Transcribe the records below exactly as they appear, omitting any pictures.

# start of STORED RECORDS

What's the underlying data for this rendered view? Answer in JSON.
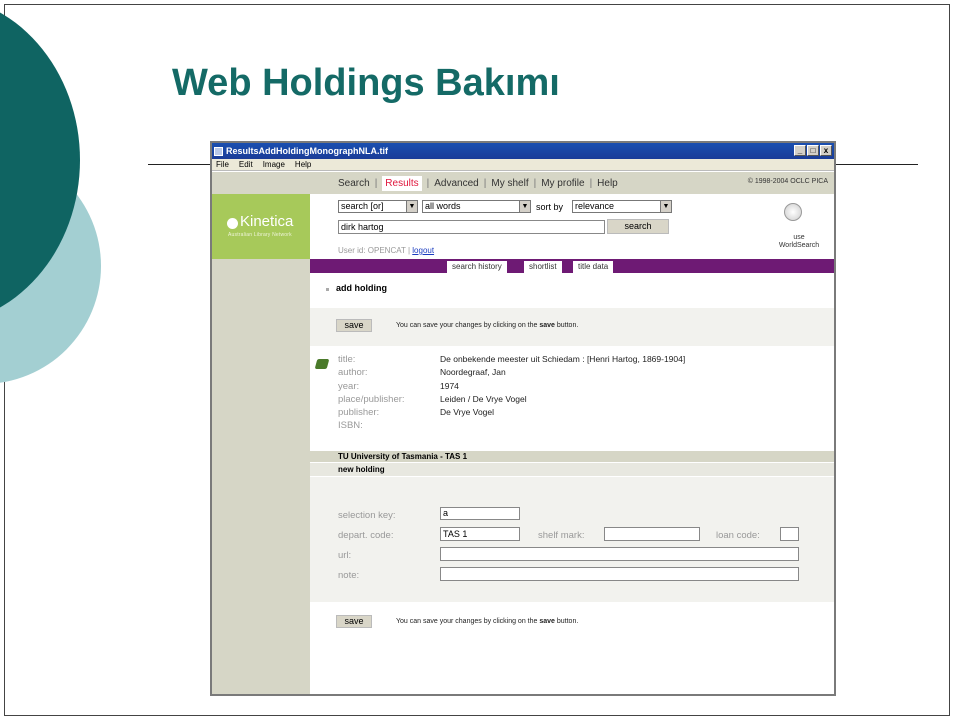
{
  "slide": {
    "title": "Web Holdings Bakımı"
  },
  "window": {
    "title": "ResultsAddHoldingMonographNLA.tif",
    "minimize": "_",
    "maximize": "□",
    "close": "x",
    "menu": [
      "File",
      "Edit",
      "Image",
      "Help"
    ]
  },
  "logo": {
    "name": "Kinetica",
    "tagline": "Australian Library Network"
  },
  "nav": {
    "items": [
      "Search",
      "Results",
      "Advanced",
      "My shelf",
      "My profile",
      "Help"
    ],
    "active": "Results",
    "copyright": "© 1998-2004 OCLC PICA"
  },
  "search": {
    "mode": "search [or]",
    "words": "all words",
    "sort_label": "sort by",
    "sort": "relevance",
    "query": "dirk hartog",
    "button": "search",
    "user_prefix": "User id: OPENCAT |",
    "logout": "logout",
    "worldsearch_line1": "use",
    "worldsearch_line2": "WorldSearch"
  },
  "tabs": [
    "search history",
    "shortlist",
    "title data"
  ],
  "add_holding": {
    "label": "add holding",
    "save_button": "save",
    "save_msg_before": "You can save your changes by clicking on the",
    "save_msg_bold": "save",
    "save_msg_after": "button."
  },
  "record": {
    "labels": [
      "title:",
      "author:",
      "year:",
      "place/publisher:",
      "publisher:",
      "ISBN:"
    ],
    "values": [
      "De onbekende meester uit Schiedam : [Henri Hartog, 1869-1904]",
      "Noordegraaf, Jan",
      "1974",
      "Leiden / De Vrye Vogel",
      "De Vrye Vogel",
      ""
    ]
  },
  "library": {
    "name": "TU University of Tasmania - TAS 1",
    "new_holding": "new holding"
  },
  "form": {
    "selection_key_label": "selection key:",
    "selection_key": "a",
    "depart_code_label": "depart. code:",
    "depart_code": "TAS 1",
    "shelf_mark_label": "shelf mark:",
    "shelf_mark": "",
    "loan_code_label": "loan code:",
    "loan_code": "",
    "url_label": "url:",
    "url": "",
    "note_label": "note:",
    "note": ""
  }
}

# end of STORED RECORDS

> [RESULT OF THIS EXERCISE]
What's the underlying data for this rendered view? Answer in JSON.
{
  "slide": {
    "title": "Web Holdings Bakımı"
  },
  "window": {
    "title": "ResultsAddHoldingMonographNLA.tif",
    "minimize": "_",
    "maximize": "□",
    "close": "x",
    "menu": [
      "File",
      "Edit",
      "Image",
      "Help"
    ]
  },
  "logo": {
    "name": "Kinetica",
    "tagline": "Australian Library Network"
  },
  "nav": {
    "items": [
      "Search",
      "Results",
      "Advanced",
      "My shelf",
      "My profile",
      "Help"
    ],
    "active": "Results",
    "copyright": "© 1998-2004 OCLC PICA"
  },
  "search": {
    "mode": "search [or]",
    "words": "all words",
    "sort_label": "sort by",
    "sort": "relevance",
    "query": "dirk hartog",
    "button": "search",
    "user_prefix": "User id: OPENCAT |",
    "logout": "logout",
    "worldsearch_line1": "use",
    "worldsearch_line2": "WorldSearch"
  },
  "tabs": [
    "search history",
    "shortlist",
    "title data"
  ],
  "add_holding": {
    "label": "add holding",
    "save_button": "save",
    "save_msg_before": "You can save your changes by clicking on the",
    "save_msg_bold": "save",
    "save_msg_after": "button."
  },
  "record": {
    "labels": [
      "title:",
      "author:",
      "year:",
      "place/publisher:",
      "publisher:",
      "ISBN:"
    ],
    "values": [
      "De onbekende meester uit Schiedam : [Henri Hartog, 1869-1904]",
      "Noordegraaf, Jan",
      "1974",
      "Leiden / De Vrye Vogel",
      "De Vrye Vogel",
      ""
    ]
  },
  "library": {
    "name": "TU University of Tasmania - TAS 1",
    "new_holding": "new holding"
  },
  "form": {
    "selection_key_label": "selection key:",
    "selection_key": "a",
    "depart_code_label": "depart. code:",
    "depart_code": "TAS 1",
    "shelf_mark_label": "shelf mark:",
    "shelf_mark": "",
    "loan_code_label": "loan code:",
    "loan_code": "",
    "url_label": "url:",
    "url": "",
    "note_label": "note:",
    "note": ""
  }
}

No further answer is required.